> What to produce
Go over the entries below line by line, copying each one that contains the word "icon".

Stored items from a collection
■ ■ ■ ■ ■ ■ ■
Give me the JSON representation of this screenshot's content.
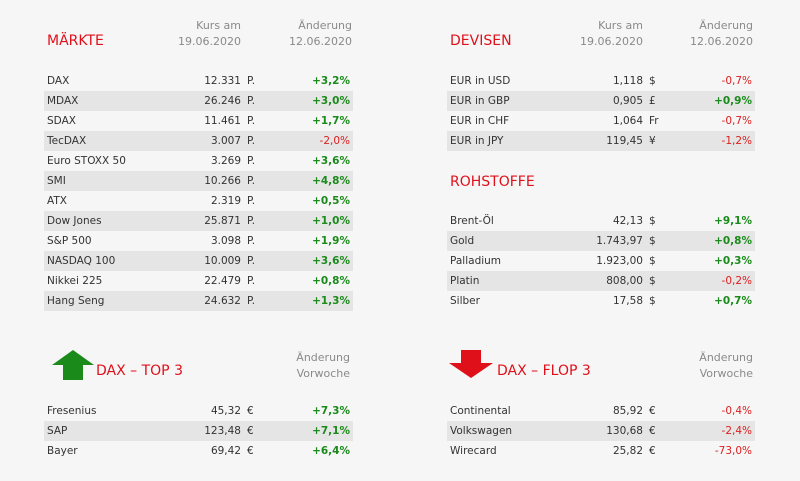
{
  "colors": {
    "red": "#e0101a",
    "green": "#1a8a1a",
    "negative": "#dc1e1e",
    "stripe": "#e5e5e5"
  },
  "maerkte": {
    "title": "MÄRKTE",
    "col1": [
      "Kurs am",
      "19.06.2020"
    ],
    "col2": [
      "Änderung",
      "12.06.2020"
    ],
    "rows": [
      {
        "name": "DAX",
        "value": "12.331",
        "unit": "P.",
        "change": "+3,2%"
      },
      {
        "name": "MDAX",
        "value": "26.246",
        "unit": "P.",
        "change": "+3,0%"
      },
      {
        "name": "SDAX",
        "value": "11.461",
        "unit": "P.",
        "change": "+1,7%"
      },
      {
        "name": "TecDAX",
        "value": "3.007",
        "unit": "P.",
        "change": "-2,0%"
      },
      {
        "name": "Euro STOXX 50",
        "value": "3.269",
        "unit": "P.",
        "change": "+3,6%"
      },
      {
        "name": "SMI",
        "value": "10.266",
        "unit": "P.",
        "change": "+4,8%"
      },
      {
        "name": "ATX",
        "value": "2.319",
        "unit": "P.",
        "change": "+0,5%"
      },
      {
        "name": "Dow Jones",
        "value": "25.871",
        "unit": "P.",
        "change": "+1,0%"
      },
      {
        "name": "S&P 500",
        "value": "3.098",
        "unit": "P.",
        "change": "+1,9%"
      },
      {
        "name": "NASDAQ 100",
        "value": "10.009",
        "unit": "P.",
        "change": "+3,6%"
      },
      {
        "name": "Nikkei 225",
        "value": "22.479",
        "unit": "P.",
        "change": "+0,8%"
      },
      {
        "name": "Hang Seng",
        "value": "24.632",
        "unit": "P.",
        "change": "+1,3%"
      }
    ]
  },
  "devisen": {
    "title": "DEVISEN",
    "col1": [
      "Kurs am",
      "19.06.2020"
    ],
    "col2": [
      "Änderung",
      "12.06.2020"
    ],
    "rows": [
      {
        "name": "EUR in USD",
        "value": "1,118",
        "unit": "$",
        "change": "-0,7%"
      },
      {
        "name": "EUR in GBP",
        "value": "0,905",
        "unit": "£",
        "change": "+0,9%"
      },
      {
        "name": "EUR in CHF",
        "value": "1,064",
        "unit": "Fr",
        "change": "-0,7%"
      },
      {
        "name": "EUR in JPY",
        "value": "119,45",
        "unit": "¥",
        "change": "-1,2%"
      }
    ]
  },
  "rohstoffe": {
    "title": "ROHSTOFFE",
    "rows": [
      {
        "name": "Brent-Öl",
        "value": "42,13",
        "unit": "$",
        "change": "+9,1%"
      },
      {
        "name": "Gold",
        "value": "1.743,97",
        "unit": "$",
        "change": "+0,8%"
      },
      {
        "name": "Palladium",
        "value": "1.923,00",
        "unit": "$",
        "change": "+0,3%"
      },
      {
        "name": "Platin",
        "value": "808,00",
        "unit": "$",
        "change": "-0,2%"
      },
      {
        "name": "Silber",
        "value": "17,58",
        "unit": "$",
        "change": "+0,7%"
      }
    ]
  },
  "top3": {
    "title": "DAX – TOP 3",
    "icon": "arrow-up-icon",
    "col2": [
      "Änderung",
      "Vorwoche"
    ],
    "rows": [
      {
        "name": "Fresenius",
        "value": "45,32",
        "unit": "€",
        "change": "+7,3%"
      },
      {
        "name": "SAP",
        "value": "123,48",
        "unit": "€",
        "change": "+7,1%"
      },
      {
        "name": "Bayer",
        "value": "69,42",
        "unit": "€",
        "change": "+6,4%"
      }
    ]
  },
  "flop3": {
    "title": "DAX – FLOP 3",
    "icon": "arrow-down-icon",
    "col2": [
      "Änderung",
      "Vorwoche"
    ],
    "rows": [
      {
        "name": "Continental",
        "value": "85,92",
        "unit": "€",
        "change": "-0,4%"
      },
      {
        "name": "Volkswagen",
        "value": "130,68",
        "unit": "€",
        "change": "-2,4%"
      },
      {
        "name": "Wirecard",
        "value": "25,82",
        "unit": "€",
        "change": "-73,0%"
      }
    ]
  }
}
■ ■ ■ ■ ■ ■ ■
> The reply
    "icon": "arrow-up-icon",
    "icon": "arrow-down-icon",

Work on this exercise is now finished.